==== Fragmento de texto

Un año después de la represión en el Cuartel de La Tablada, desapareció el albañil Andrés Núñez ya durante el inicio del menemismo y tres años más tarde el estudiante Miguel Bru. Pero la primera desaparición de este último período de democracia fue tan solo catorce días después de la asunción de Raúl Alfonsín: José Luis Franco, de 23 años, desapareció en la ciudad de Rosario.
Entre los “aparecidos”, es decir los casos de desaparición forzada seguida de muerte, están Luciano Arruga, Santiago Maldonado, Luis Espinoza y Facundo Astudillo Castro (este último en curso con esa calificación legal).
Algunas mujeres desaparecidas por la trata de personas también integran el listado, como Marita Verón, cuando hay pruebas de connivencia de las fuerzas policiales o de seguridad.
Otros casos emblemáticos casi desconocidos son el del niño del basural del Ceamse, Diego Duarte, cuya historia fue plasmada en el libro de Alicia Dujovne Ortiz; Facundo Rivera Alegre, el rubio del pasaje en Córdoba que tiene una obra de teatro protagonizada por Martín Slipak; Daniel Solano, el laburante golondrina salteño desaparecido en Río Negro cuyo padre Gualberto Solano, ya fallecido, se encadenó y acampó años frente a la policía igual que la madre de Iván Torres, María Millacura, en Comodoro Rivadavia; Sergio Ávila, el estudiante universitario desaparecido en Neuquén en una bailanta custodiada por personal en actividad del Ejército; Jonathan “Kiki” Lezcano, asesinado por policía de CABA, desaparecido dos meses, apareció como NN en Chacarita y César Monsalvez, un chico de 13 años desaparecido en 2013, cuyo cuerpo mutilado fue identificado seis años más tarde.

========

> _Ejercicios_:
**1.** Según el texto sobre las desapariciones forzadas en democracia, ¿cuántos días después de la asunción de Raúl Alfonsín desapareció José Luis Franco?
**2.** Enumera a las personas que el texto sobre las desapariciones forzadas en democracia menciona entre los "aparecidos".
**3.** Retoma, por favor, el texto sobre las desapariciones forzadas en democracia desde el punto en que termina.

==== Datos proporcionados

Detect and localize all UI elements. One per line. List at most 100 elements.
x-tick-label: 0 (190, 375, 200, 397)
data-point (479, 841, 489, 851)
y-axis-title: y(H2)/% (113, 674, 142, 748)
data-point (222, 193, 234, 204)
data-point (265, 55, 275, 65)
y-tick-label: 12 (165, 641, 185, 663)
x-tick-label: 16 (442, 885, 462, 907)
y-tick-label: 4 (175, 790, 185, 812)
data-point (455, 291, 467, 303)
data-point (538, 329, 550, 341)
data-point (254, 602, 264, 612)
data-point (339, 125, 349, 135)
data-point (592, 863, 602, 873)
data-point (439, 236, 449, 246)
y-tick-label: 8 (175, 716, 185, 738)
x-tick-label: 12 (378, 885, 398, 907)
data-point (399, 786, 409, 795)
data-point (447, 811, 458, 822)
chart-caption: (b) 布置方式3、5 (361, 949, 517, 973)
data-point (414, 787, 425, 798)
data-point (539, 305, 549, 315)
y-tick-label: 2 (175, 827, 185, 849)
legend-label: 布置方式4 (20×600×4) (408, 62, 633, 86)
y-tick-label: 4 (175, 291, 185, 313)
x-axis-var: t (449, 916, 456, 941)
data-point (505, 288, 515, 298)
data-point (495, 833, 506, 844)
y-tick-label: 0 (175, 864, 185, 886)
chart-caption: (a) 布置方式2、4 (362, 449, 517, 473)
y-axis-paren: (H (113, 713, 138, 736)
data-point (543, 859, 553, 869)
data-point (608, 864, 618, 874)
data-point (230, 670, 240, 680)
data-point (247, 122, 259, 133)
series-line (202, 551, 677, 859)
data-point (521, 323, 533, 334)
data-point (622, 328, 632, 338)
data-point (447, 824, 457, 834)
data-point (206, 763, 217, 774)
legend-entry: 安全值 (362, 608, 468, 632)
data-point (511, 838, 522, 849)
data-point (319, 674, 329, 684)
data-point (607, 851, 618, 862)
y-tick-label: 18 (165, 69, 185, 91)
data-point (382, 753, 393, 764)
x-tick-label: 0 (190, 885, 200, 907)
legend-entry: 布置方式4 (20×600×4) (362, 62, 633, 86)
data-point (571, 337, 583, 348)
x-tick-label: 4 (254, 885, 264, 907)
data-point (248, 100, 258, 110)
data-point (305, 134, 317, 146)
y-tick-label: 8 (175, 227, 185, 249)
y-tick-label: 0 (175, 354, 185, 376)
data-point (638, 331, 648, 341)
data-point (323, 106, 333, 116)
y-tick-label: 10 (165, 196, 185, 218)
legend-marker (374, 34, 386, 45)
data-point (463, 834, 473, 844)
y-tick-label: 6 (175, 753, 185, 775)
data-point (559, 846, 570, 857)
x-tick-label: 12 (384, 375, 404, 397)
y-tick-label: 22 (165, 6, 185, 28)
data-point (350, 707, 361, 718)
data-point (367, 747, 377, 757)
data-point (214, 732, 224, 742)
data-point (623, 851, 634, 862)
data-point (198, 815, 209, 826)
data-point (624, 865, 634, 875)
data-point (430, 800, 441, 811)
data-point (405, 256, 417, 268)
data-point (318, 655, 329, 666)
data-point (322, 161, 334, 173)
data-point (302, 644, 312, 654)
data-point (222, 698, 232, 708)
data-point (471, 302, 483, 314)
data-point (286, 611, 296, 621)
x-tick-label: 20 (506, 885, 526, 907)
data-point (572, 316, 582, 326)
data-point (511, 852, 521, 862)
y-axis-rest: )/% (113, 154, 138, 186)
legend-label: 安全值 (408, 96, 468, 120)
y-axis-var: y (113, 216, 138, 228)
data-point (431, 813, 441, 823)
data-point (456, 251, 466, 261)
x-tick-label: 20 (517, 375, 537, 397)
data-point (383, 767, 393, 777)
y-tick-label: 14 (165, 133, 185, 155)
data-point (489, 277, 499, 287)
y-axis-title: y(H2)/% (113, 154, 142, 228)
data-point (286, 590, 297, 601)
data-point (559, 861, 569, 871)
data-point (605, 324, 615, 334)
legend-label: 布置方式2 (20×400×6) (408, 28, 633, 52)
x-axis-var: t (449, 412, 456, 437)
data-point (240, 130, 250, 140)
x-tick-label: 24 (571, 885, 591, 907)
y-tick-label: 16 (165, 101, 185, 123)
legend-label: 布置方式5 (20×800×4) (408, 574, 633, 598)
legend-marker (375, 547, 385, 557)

========

> _Respuestas_:
**1.** Catorce días después.

**2.** Luciano Arruga, Santiago Maldonado, Luis Espinoza y Facundo Astudillo Castro.

**3.**
Las desapariciones en democracia no reconocen grieta ideológica o partidaria, esos remanentes del nunca desmantelado aparato represivo –aquella consigna de los años 80 incumplida– contaron con el poder suficiente a lo largo de 38 años para seguir perpetrando tal nefasta metodología aplicada de manera masiva durante la dictadura, con el efecto sobre el inconsciente colectivo de que podemos desaparecer aunque gobiernen funcionarios elegidos por el pueblo. Como dice el colega Ricardo “Patán” Ragendorfer al referirse a los crímenes de lesa humanidad perpetrados por oficiales de uniforme, “es la única actividad ilícita no remunerada de las policías y fuerzas de seguridad de nuestro país”.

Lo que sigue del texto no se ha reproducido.